- Textauszug
OLG Hamm – Az.: I-7 U 76/19 – Urteil vom 09.04.2021

Die Berufung des Klägers gegen das am 18.09.2019 verkündete Urteil des Einzelrichters der 2. Zivilkammer des Landgerichts Bochum (AZ I-2 O 67/19) wird auf seine Kosten zurückgewiesen.

Dieses und das angefochtene Urteil sind vorläufig vollstreckbar.

Gründe

(abgekürzt gemäß §§ 313 a Abs. 1 Satz 1, 540 Abs. 2 ZPO)

I.

Die zulässige Berufung des Klägers ist unbegründet.

Verkehrssicherungspflicht - 10 Zentimeter hohe Treppenstufe in Hauseingang
(Symbolfoto: Patryk Kosmider/Shutterstock.com)

- Aufgaben
• 1. Beantworte anhand des Textauszugs:
(a) Welches Gericht hat das mit der Berufung angefochtene Urteil erlassen?
(b) An welchem Tag wurde dieses Urteil verkündet?
(c) Wer trägt die Kosten der zurückgewiesenen Berufung?
• 2. Auf welche Vorschriften stützt der Textauszug die Abkürzung der Gründe?
• 3. Zitiere den Textauszug wörtlich, beginnend mit „Die Berufung des“ und weiter bis „Klägers ist unbegründet.“.

- Datenzeilen

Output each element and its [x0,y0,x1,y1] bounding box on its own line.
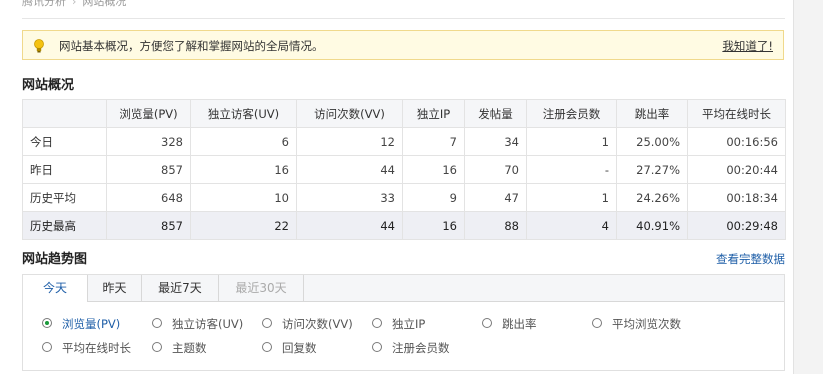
lightbulb-icon [34,39,44,53]
metric-label: 平均在线时长 [62,341,131,355]
table-cell: 00:29:48 [687,211,786,240]
row-label: 昨日 [22,155,107,184]
radio-button[interactable] [152,318,162,328]
table-cell: 27.27% [616,155,688,184]
table-header-cell: 跳出率 [616,99,688,128]
radio-button[interactable] [42,318,52,328]
table-cell: 40.91% [616,211,688,240]
overview-title: 网站概况 [22,78,75,93]
radio-button[interactable] [372,318,382,328]
right-scroll-area [793,0,823,374]
metric-label: 独立访客(UV) [172,317,244,331]
radio-button[interactable] [372,342,382,352]
table-cell: 00:16:56 [687,127,786,156]
row-label: 历史最高 [22,211,107,240]
breadcrumb-separator: › [72,0,77,8]
table-row: 历史平均 648 10 33 9 47 1 24.26% 00:18:34 [22,183,786,212]
metric-label: 跳出率 [502,317,537,331]
tab-last-30-days[interactable]: 最近30天 [219,275,304,301]
radio-button[interactable] [152,342,162,352]
radio-button[interactable] [262,342,272,352]
table-cell: 88 [464,211,527,240]
table-header-cell: 发帖量 [464,99,527,128]
metric-label: 独立IP [392,317,426,331]
table-cell: - [526,155,617,184]
breadcrumb-item-current: 网站概况 [82,0,127,8]
overview-table: 浏览量(PV) 独立访客(UV) 访问次数(VV) 独立IP 发帖量 注册会员数 跳出率 平均… [22,99,786,240]
table-cell: 00:20:44 [687,155,786,184]
table-cell: 44 [296,211,403,240]
table-cell: 16 [190,155,297,184]
table-cell: 857 [106,155,191,184]
trend-panel: 今天 昨天 最近7天 最近30天 浏览量(PV) 独立访客(UV) 访问次数(V… [22,274,785,371]
metric-label: 注册会员数 [392,341,450,355]
radio-button[interactable] [42,342,52,352]
table-row: 昨日 857 16 44 16 70-27.27% 00:20:44 [22,155,786,184]
table-header-cell: 平均在线时长 [687,99,786,128]
table-header-cell: 注册会员数 [526,99,617,128]
notice-text: 网站基本概况，方便您了解和掌握网站的全局情况。 [59,39,324,53]
table-cell: 00:18:34 [687,183,786,212]
radio-button[interactable] [262,318,272,328]
breadcrumb: 腾讯分析 › 网站概况 [22,0,126,9]
tab-yesterday[interactable]: 昨天 [88,275,142,301]
table-cell: 7 [402,127,465,156]
metric-label: 浏览量(PV) [62,317,121,331]
notice-bar: 网站基本概况，方便您了解和掌握网站的全局情况。 我知道了! [22,30,784,60]
table-row: 今日 328 6 12 7 34 1 25.00% 00:16:56 [22,127,786,156]
table-cell: 16 [402,211,465,240]
metric-label: 回复数 [282,341,317,355]
view-full-data-link[interactable]: 查看完整数据 [716,251,785,267]
table-cell: 25.00% [616,127,688,156]
table-header-cell: 访问次数(VV) [296,99,403,128]
table-cell: 22 [190,211,297,240]
radio-button[interactable] [482,318,492,328]
table-cell: 328 [106,127,191,156]
tab-last-7-days[interactable]: 最近7天 [142,275,219,301]
table-header-row: 浏览量(PV) 独立访客(UV) 访问次数(VV) 独立IP 发帖量 注册会员数 跳出率 平均… [22,99,786,128]
table-cell: 1 [526,127,617,156]
table-cell: 24.26% [616,183,688,212]
radio-button[interactable] [592,318,602,328]
trend-title: 网站趋势图 [22,252,88,267]
metric-label: 访问次数(VV) [282,317,353,331]
metric-label: 主题数 [172,341,207,355]
table-cell: 6 [190,127,297,156]
table-header-cell: 独立IP [402,99,465,128]
table-row: 历史最高 857 22 44 16 88 4 40.91% 00:29:48 [22,211,786,240]
metric-label: 平均浏览次数 [612,317,681,331]
table-header-cell: 独立访客(UV) [190,99,297,128]
tab-today[interactable]: 今天 [23,275,88,302]
table-cell: 34 [464,127,527,156]
table-cell: 10 [190,183,297,212]
divider [22,18,785,19]
table-cell: 9 [402,183,465,212]
table-cell: 16 [402,155,465,184]
table-header-blank [22,99,107,128]
trend-tabbar: 今天 昨天 最近7天 最近30天 [23,275,784,302]
table-cell: 47 [464,183,527,212]
row-label: 今日 [22,127,107,156]
table-cell: 44 [296,155,403,184]
table-cell: 33 [296,183,403,212]
table-header-cell: 浏览量(PV) [106,99,191,128]
table-cell: 4 [526,211,617,240]
table-cell: 70 [464,155,527,184]
table-cell: 1 [526,183,617,212]
notice-dismiss-link[interactable]: 我知道了! [722,38,773,54]
breadcrumb-item-root[interactable]: 腾讯分析 [22,0,66,8]
table-cell: 857 [106,211,191,240]
table-cell: 648 [106,183,191,212]
row-label: 历史平均 [22,183,107,212]
table-cell: 12 [296,127,403,156]
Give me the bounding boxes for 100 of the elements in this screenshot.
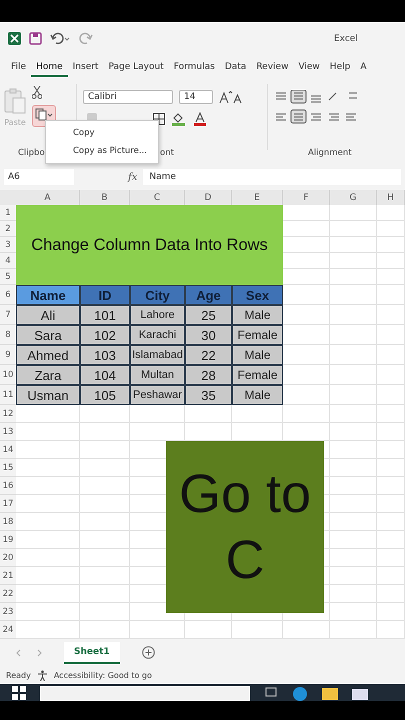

- Lösungen
• 1.
(a) Der Einzelrichter der 2. Zivilkammer des Landgerichts Bochum
(b) Am 18.09.2019
(c) Der Kläger

• 2. Die Gründe sind gemäß §§ 313 a Abs. 1 Satz 1 und 540 Abs. 2 ZPO abgekürzt.

• 3.
Die Berufung des Klägers gegen das am 18.09.2019 verkündete Urteil des Einzelrichters der 2. Zivilkammer des Landgerichts Bochum (AZ I-2 O 67/19) wird auf seine Kosten zurückgewiesen.

Dieses und das angefochtene Urteil sind vorläufig vollstreckbar.

Gründe

(abgekürzt gemäß §§ 313 a Abs. 1 Satz 1, 540 Abs. 2 ZPO)

I.

Die zulässige Berufung des Klägers ist unbegründet.